**Supplied material:**
>> BEGIN
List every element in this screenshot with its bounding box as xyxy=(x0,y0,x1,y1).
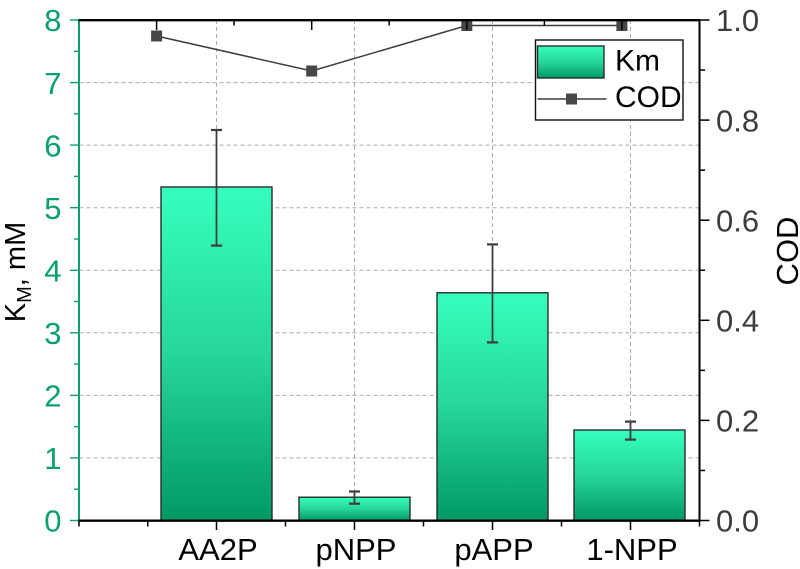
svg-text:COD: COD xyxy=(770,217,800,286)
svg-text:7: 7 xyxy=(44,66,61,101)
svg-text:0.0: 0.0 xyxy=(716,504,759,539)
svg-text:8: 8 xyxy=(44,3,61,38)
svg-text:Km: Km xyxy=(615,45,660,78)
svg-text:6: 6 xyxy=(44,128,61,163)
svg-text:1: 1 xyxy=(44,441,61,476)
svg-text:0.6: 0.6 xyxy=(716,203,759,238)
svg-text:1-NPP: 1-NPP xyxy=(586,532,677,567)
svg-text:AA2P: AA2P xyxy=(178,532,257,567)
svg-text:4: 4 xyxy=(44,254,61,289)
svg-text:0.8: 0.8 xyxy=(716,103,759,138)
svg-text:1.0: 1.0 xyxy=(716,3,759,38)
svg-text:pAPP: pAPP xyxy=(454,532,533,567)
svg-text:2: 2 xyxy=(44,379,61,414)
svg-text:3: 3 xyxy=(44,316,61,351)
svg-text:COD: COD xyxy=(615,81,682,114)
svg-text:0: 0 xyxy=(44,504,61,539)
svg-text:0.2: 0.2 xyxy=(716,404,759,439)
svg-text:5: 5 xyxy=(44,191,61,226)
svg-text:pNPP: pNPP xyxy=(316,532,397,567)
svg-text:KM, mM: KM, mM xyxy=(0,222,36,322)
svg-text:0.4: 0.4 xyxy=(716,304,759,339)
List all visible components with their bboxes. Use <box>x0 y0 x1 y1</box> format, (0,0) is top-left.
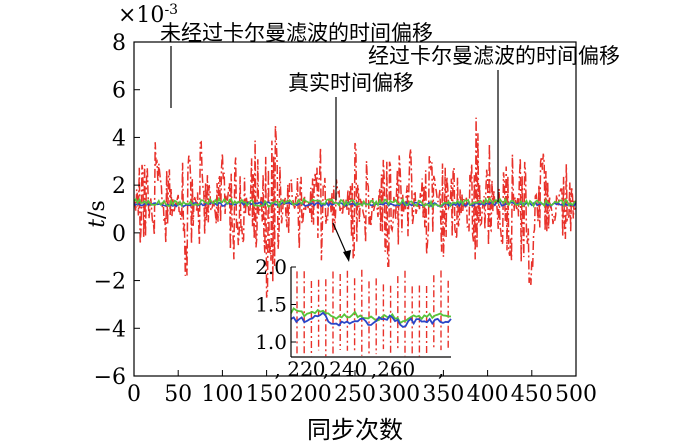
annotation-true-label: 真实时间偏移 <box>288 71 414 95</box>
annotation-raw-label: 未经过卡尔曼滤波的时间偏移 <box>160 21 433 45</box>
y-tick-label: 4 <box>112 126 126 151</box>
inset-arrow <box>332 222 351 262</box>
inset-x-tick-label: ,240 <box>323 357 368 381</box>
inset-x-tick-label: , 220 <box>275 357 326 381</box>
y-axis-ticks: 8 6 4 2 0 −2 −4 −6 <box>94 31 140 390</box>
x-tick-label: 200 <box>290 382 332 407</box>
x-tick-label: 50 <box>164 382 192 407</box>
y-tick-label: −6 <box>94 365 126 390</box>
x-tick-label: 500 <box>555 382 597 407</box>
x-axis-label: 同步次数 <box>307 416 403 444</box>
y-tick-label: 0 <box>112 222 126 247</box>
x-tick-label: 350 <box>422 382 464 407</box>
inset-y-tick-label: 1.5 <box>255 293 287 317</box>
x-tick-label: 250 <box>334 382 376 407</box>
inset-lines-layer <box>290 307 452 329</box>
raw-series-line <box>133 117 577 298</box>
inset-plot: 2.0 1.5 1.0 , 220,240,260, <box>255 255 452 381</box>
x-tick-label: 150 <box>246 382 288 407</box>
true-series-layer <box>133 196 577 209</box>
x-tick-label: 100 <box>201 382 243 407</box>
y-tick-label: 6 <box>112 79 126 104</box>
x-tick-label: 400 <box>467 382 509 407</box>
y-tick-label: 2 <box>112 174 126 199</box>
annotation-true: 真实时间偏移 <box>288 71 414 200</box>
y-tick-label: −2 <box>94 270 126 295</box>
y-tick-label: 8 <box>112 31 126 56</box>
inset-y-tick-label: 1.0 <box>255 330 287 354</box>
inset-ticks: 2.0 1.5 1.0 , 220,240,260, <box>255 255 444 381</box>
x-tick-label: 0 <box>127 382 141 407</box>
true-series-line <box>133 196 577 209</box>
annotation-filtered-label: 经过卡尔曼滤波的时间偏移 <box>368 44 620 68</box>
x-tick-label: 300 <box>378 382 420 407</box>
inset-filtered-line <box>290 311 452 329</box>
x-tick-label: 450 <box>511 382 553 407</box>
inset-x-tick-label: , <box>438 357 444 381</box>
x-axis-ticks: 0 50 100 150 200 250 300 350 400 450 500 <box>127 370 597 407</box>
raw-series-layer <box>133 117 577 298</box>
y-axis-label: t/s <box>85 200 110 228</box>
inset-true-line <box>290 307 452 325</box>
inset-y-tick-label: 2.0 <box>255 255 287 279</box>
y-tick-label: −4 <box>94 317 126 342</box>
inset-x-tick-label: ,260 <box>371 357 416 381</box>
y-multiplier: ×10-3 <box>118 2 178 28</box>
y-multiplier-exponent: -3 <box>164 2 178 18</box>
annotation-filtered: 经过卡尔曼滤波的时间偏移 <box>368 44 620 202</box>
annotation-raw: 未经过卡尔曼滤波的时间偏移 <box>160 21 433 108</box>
>> END
**Task goal:** Copy every line in the records above that contains the string "annotation". The match is case-sensitive.

**Exercise solution:**
annotation-true-label: 真实时间偏移 <box>288 71 414 95</box>
annotation-raw-label: 未经过卡尔曼滤波的时间偏移 <box>160 21 433 45</box>
annotation-true: 真实时间偏移 <box>288 71 414 200</box>
annotation-filtered-label: 经过卡尔曼滤波的时间偏移 <box>368 44 620 68</box>
annotation-filtered: 经过卡尔曼滤波的时间偏移 <box>368 44 620 202</box>
annotation-raw: 未经过卡尔曼滤波的时间偏移 <box>160 21 433 108</box>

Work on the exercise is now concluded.